▸ Tu tarea
Según el fragmento sobre la muerte de Zapata, ¿con quién se reunió Venustiano Carranza en Palacio Nacional ese día? Responde en una oración, por favor.

##### Texto de origen

Fragmento del libro de próxima aparición, La guerra zapatista, 1916-1919. Se publica en Proceso con autorización de Ediciones Era.

Chinameca, Morelos, jueves 10 de abril de 1919. Luego de un toque de clarín, la tropa del ejército carrancista ensilló y emprendió su marcha rumbo a Cuautla. El sol comenzaba a esconderse en el monte; eran las seis y media de la tarde.

El cuerpo del general Emiliano Zapata cabalgó, por última vez, con el pecho sangrante y amarrado, a lomo de caballo. Hombres, mujeres y niños de la Tierra Caliente salieron a ver la columna militar que pasaba por las rancherías. En la noche, la partida arribó a Cuautla.

Ese día, en Palacio Nacional, Venustiano Carranza se reunió con “prominentes hombres de negocios” de Chicago. En sus “carros palacio” de ferrocarril, con fotógrafos y cinematografistas, también llegaron a México contingentes de las compañías petroleras, mineras, industriales, comerciales y bancarias de Estados Unidos.

Mr. J. H. Haile, presidente de la Cámara de Comercio de San Antonio, Texas, expresó alegremente: “en México no ha habido revolución”. Mientras tanto, acorazados yanquis se colocaron frente a la costa de Tampico para exigir la entrega incondicional del petróleo mexicano.

##########
##### Extractos de registros

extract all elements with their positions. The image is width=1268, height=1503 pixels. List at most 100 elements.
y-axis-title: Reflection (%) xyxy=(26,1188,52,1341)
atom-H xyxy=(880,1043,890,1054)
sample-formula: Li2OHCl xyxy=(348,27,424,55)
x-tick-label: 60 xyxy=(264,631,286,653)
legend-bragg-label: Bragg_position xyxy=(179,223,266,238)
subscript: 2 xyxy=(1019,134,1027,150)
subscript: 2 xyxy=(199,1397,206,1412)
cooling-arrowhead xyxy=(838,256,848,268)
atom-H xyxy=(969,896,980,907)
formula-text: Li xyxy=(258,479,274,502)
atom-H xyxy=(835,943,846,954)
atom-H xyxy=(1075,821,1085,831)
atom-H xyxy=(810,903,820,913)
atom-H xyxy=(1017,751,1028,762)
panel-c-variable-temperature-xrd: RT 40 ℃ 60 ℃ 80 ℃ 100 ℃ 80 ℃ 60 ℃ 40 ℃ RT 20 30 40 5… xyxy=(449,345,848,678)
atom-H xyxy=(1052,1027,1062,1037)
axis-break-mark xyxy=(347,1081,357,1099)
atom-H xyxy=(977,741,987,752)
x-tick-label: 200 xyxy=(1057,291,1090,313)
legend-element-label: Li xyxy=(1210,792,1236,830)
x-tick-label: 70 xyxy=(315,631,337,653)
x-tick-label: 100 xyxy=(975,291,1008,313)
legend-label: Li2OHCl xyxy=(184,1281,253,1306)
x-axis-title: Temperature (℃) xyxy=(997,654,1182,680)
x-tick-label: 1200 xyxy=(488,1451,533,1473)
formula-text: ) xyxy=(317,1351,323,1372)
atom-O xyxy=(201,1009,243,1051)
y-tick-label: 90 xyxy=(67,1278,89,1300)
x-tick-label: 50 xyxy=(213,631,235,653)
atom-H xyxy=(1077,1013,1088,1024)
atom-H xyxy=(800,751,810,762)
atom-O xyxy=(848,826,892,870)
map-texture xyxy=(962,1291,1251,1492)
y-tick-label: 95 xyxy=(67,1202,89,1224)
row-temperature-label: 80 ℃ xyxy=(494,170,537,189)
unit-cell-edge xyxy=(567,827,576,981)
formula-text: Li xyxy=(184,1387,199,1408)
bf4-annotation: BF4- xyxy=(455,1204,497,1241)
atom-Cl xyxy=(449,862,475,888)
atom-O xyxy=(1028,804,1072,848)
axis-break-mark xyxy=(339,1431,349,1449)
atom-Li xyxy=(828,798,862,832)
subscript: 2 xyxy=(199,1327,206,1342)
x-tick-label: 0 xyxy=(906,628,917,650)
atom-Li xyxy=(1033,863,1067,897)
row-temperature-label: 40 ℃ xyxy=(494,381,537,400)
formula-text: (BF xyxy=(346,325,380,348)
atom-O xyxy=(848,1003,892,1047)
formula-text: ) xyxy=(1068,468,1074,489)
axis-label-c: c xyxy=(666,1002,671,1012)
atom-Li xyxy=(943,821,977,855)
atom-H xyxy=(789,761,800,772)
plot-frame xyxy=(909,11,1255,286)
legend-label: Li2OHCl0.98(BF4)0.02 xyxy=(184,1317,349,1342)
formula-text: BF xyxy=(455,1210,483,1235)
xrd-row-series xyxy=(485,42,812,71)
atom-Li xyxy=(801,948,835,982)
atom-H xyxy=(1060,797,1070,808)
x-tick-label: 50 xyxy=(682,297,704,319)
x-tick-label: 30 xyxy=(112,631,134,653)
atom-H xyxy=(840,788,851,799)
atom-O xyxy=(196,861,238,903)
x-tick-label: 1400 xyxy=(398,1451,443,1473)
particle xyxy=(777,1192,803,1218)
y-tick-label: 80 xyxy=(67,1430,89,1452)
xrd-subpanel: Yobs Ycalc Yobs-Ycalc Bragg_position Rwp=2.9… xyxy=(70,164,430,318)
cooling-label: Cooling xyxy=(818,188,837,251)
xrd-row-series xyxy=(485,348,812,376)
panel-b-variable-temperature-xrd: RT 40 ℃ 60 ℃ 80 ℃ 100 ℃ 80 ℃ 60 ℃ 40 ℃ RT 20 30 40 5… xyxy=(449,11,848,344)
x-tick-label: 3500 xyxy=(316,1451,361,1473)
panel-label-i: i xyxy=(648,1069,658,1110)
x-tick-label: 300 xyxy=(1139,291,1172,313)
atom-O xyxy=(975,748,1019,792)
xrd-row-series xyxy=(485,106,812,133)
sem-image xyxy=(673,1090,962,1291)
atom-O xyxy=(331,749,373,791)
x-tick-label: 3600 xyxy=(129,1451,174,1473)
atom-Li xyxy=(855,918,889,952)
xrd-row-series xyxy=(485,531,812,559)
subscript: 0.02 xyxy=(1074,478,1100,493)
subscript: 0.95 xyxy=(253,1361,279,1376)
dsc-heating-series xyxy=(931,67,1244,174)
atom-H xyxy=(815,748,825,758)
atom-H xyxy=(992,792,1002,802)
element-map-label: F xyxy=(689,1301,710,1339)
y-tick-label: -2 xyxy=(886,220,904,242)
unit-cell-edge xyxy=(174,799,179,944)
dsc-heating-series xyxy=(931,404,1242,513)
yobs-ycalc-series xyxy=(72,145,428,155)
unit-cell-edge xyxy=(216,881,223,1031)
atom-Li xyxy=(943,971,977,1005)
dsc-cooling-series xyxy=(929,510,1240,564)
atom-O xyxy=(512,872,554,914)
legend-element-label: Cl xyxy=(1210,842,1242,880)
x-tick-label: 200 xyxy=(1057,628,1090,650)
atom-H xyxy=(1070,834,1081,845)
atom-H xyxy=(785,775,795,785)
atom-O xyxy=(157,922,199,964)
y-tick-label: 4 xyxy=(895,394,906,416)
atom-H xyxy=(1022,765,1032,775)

##########

▸ Resultado
Se reunió con "prominentes hombres de negocios" de Chicago.